(A run of records)
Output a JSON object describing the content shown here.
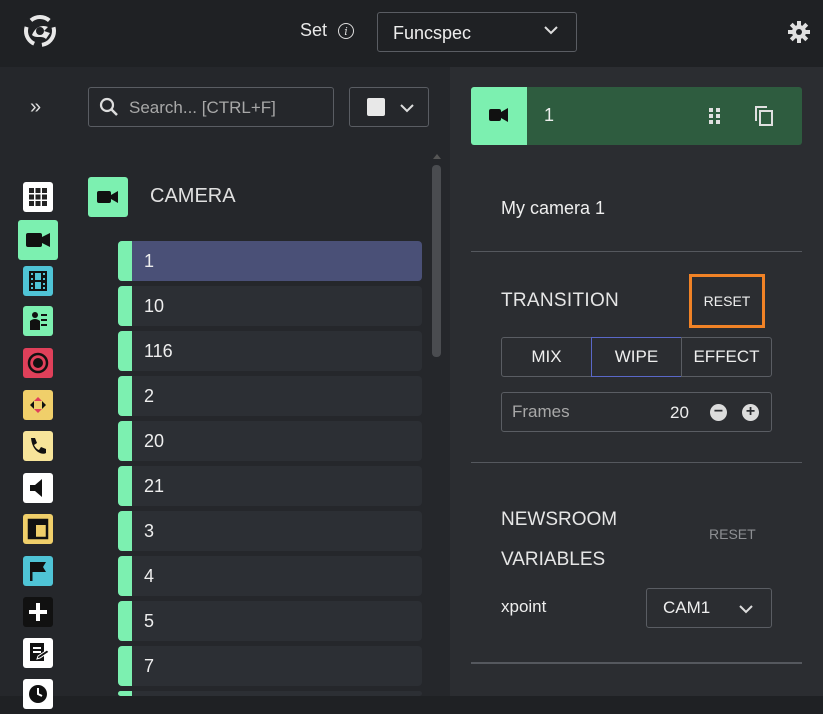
{
  "header": {
    "set_label": "Set",
    "set_value": "Funcspec"
  },
  "search": {
    "placeholder": "Search... [CTRL+F]"
  },
  "category": {
    "title": "CAMERA",
    "color": "#7cf0b0"
  },
  "list": {
    "items": [
      "1",
      "10",
      "116",
      "2",
      "20",
      "21",
      "3",
      "4",
      "5",
      "7"
    ],
    "selected": "1"
  },
  "sidebar": {
    "icons": [
      {
        "name": "grid-icon",
        "color": "#ffffff"
      },
      {
        "name": "video-camera-icon",
        "color": "#7cf0b0"
      },
      {
        "name": "film-icon",
        "color": "#4fc4d6"
      },
      {
        "name": "presenter-icon",
        "color": "#7cf0b0"
      },
      {
        "name": "record-icon",
        "color": "#e0405a"
      },
      {
        "name": "transition-icon",
        "color": "#f0cf6a"
      },
      {
        "name": "phone-icon",
        "color": "#f7e49a"
      },
      {
        "name": "speaker-icon",
        "color": "#ffffff"
      },
      {
        "name": "layout-icon",
        "color": "#f0cf6a"
      },
      {
        "name": "flag-icon",
        "color": "#4fc4d6"
      },
      {
        "name": "plus-icon",
        "color": "#ffffff"
      },
      {
        "name": "script-icon",
        "color": "#ffffff"
      },
      {
        "name": "clock-icon",
        "color": "#ffffff"
      }
    ]
  },
  "detail": {
    "header_title": "1",
    "camera_name": "My camera 1",
    "transition": {
      "title": "TRANSITION",
      "reset_label": "RESET",
      "options": [
        "MIX",
        "WIPE",
        "EFFECT"
      ],
      "active": "WIPE",
      "frames_label": "Frames",
      "frames_value": "20"
    },
    "newsroom": {
      "title": "NEWSROOM VARIABLES",
      "reset_label": "RESET",
      "xpoint_label": "xpoint",
      "xpoint_value": "CAM1"
    }
  },
  "colors": {
    "accent_green": "#7cf0b0",
    "header_green": "#2e5c3f",
    "selected_row": "#4a5077",
    "highlight_orange": "#f08226"
  }
}
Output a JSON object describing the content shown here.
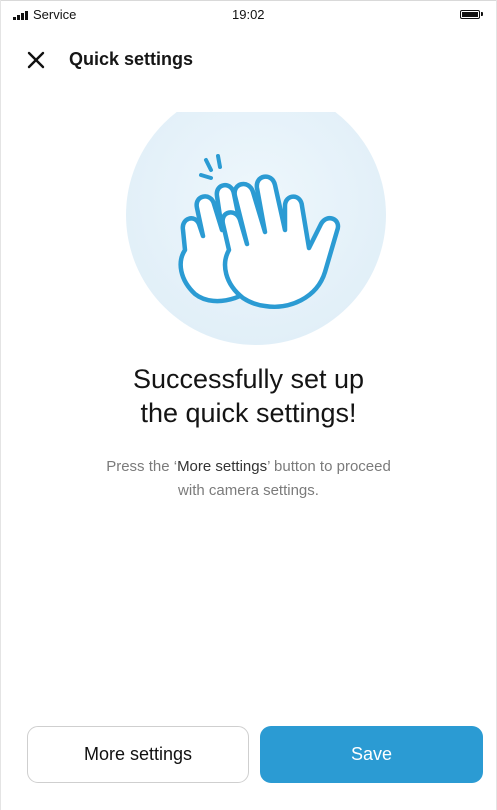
{
  "status_bar": {
    "carrier": "Service",
    "time": "19:02"
  },
  "header": {
    "title": "Quick settings",
    "close_icon": "close-icon"
  },
  "illustration": {
    "icon": "clapping-hands-icon"
  },
  "message": {
    "headline_line1": "Successfully set up",
    "headline_line2": "the quick settings!",
    "sub_prefix": "Press the ‘",
    "sub_highlight": "More settings",
    "sub_suffix": "’ button to proceed",
    "sub_line2": "with camera settings."
  },
  "actions": {
    "more_settings_label": "More settings",
    "save_label": "Save"
  },
  "colors": {
    "accent": "#2b9bd3",
    "illustration_bg": "#e6f2fa",
    "text_primary": "#141414",
    "text_secondary": "#7b7b7b"
  }
}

■ WRITTEN INSTRUCTION
All lines of the data above that include the word "settings" must be shown.

■ EXERCISE SOLUTION
    "title": "Quick settings",
    "headline_line2": "the quick settings!",
    "sub_highlight": "More settings",
    "sub_line2": "with camera settings."
    "more_settings_label": "More settings",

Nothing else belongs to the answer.